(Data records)
----

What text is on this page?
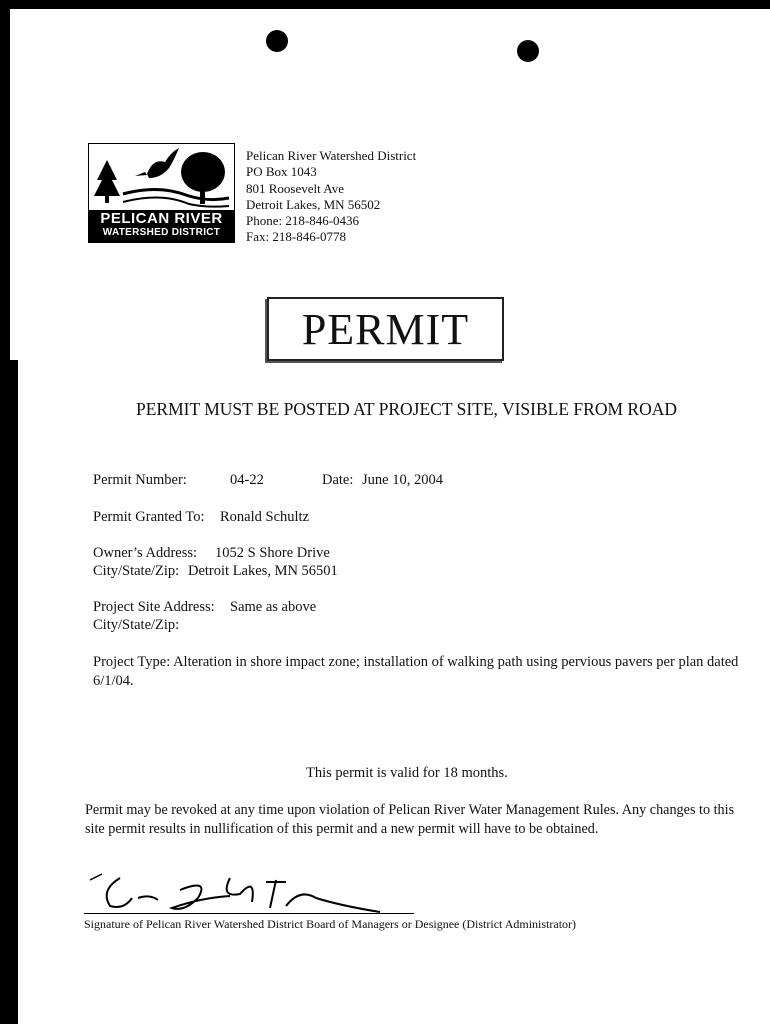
PELICAN RIVER
WATERSHED DISTRICT
Pelican River Watershed District
PO Box 1043
801 Roosevelt Ave
Detroit Lakes, MN 56502
Phone: 218-846-0436
Fax: 218-846-0778
PERMIT
PERMIT MUST BE POSTED AT PROJECT SITE, VISIBLE FROM ROAD
Permit Number:	04-22	Date: June 10, 2004
Permit Granted To: Ronald Schultz
Owner’s Address: 1052 S Shore Drive
City/State/Zip: Detroit Lakes, MN 56501
Project Site Address: Same as above
City/State/Zip:
Project Type: Alteration in shore impact zone; installation of walking path using pervious pavers per plan dated 6/1/04.
This permit is valid for 18 months.
Permit may be revoked at any time upon violation of Pelican River Water Management Rules. Any changes to this site permit results in nullification of this permit and a new permit will have to be obtained.
Signature of Pelican River Watershed District Board of Managers or Designee (District Administrator)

----

DO THIS
Make an exact copy of the records shown above, without the pictures.

ANSWER TO THIS TASK
What text is on this page?
PELICAN RIVER
WATERSHED DISTRICT
Pelican River Watershed District
PO Box 1043
801 Roosevelt Ave
Detroit Lakes, MN 56502
Phone: 218-846-0436
Fax: 218-846-0778
PERMIT
PERMIT MUST BE POSTED AT PROJECT SITE, VISIBLE FROM ROAD
Permit Number:	04-22	Date: June 10, 2004
Permit Granted To: Ronald Schultz
Owner’s Address: 1052 S Shore Drive
City/State/Zip: Detroit Lakes, MN 56501
Project Site Address: Same as above
City/State/Zip:
Project Type: Alteration in shore impact zone; installation of walking path using pervious pavers per plan dated 6/1/04.
This permit is valid for 18 months.
Permit may be revoked at any time upon violation of Pelican River Water Management Rules. Any changes to this site permit results in nullification of this permit and a new permit will have to be obtained.
Signature of Pelican River Watershed District Board of Managers or Designee (District Administrator)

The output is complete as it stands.